Dataset items
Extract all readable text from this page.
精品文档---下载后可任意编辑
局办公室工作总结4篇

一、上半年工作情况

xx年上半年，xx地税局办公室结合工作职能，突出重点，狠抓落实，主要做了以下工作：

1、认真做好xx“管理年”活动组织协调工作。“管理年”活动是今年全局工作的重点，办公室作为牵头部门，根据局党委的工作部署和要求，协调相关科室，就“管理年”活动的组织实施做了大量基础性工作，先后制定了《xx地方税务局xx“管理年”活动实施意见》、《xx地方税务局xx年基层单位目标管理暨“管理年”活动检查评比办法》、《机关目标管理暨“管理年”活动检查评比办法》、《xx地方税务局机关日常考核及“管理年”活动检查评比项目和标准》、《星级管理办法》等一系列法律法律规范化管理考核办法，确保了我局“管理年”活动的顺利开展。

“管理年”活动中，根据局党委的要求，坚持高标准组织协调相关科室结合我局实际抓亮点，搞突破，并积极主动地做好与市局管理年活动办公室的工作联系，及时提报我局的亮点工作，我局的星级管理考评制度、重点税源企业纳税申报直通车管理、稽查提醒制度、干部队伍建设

What this task involves. Extract all of the material exactly as it is written.

Answer to this exercise.
Extract all readable text from this page.
精品文档---下载后可任意编辑
局办公室工作总结4篇

一、上半年工作情况

xx年上半年，xx地税局办公室结合工作职能，突出重点，狠抓落实，主要做了以下工作：

1、认真做好xx“管理年”活动组织协调工作。“管理年”活动是今年全局工作的重点，办公室作为牵头部门，根据局党委的工作部署和要求，协调相关科室，就“管理年”活动的组织实施做了大量基础性工作，先后制定了《xx地方税务局xx“管理年”活动实施意见》、《xx地方税务局xx年基层单位目标管理暨“管理年”活动检查评比办法》、《机关目标管理暨“管理年”活动检查评比办法》、《xx地方税务局机关日常考核及“管理年”活动检查评比项目和标准》、《星级管理办法》等一系列法律法律规范化管理考核办法，确保了我局“管理年”活动的顺利开展。

“管理年”活动中，根据局党委的要求，坚持高标准组织协调相关科室结合我局实际抓亮点，搞突破，并积极主动地做好与市局管理年活动办公室的工作联系，及时提报我局的亮点工作，我局的星级管理考评制度、重点税源企业纳税申报直通车管理、稽查提醒制度、干部队伍建设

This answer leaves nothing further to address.